• Instruction: Copy out all the lines in the records that include the word "alert".

• Input for this task:
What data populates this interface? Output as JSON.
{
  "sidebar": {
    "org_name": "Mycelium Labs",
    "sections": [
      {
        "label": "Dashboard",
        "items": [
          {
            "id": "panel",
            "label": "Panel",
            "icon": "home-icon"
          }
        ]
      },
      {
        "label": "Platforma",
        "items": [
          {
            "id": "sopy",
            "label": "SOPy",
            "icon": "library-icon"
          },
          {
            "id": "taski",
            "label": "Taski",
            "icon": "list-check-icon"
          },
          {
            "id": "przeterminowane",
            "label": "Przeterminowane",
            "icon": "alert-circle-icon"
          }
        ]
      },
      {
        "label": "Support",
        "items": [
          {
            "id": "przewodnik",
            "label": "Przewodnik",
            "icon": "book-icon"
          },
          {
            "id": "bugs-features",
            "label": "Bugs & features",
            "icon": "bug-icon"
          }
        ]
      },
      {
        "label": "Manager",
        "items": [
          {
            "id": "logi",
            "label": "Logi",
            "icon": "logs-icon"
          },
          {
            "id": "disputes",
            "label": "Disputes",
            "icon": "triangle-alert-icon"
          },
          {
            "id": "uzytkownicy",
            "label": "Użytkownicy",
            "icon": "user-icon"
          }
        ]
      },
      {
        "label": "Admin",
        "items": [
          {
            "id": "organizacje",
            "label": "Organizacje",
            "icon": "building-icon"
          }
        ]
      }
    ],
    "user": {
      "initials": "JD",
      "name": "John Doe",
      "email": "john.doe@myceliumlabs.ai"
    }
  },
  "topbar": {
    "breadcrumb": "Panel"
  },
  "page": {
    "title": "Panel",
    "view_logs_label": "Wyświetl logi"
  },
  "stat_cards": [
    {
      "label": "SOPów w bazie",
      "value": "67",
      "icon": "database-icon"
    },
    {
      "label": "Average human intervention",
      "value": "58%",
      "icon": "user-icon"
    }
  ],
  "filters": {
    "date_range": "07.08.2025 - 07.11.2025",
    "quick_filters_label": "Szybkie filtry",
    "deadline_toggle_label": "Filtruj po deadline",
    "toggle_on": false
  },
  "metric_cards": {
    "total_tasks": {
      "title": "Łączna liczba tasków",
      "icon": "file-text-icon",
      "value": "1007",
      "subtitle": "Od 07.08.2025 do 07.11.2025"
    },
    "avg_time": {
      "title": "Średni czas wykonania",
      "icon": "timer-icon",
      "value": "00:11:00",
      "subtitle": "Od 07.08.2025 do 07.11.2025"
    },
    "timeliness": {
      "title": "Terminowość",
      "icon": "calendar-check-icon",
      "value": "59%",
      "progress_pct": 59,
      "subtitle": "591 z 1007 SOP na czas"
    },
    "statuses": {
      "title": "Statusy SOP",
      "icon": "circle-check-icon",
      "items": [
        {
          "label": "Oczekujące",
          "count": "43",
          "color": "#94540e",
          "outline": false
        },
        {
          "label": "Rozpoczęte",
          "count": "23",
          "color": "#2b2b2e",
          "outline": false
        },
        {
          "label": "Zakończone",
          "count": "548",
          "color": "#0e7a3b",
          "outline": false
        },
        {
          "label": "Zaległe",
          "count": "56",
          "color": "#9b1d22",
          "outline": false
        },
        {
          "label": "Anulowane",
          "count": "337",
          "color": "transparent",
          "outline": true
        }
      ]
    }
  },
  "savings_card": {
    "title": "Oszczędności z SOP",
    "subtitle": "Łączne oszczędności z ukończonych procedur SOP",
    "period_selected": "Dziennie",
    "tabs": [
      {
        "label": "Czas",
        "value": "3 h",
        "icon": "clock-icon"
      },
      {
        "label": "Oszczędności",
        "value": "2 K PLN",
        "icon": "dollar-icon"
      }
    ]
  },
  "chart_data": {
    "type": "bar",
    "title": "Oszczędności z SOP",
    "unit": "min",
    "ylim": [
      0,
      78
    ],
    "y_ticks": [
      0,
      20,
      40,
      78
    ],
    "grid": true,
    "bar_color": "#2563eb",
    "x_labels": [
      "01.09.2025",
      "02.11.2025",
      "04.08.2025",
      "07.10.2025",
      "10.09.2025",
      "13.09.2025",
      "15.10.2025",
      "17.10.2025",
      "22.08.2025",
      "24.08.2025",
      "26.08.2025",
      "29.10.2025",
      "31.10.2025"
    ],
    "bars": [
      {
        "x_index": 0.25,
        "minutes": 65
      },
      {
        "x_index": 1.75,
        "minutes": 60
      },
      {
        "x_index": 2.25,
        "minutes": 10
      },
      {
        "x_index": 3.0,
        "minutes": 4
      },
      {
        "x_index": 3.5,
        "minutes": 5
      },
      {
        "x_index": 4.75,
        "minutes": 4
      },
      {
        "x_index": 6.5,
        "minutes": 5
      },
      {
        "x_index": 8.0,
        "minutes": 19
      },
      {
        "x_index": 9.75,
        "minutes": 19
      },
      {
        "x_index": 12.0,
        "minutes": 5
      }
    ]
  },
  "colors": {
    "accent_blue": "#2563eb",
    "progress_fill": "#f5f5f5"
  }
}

• Output below:
            "icon": "alert-circle-icon"
            "icon": "triangle-alert-icon"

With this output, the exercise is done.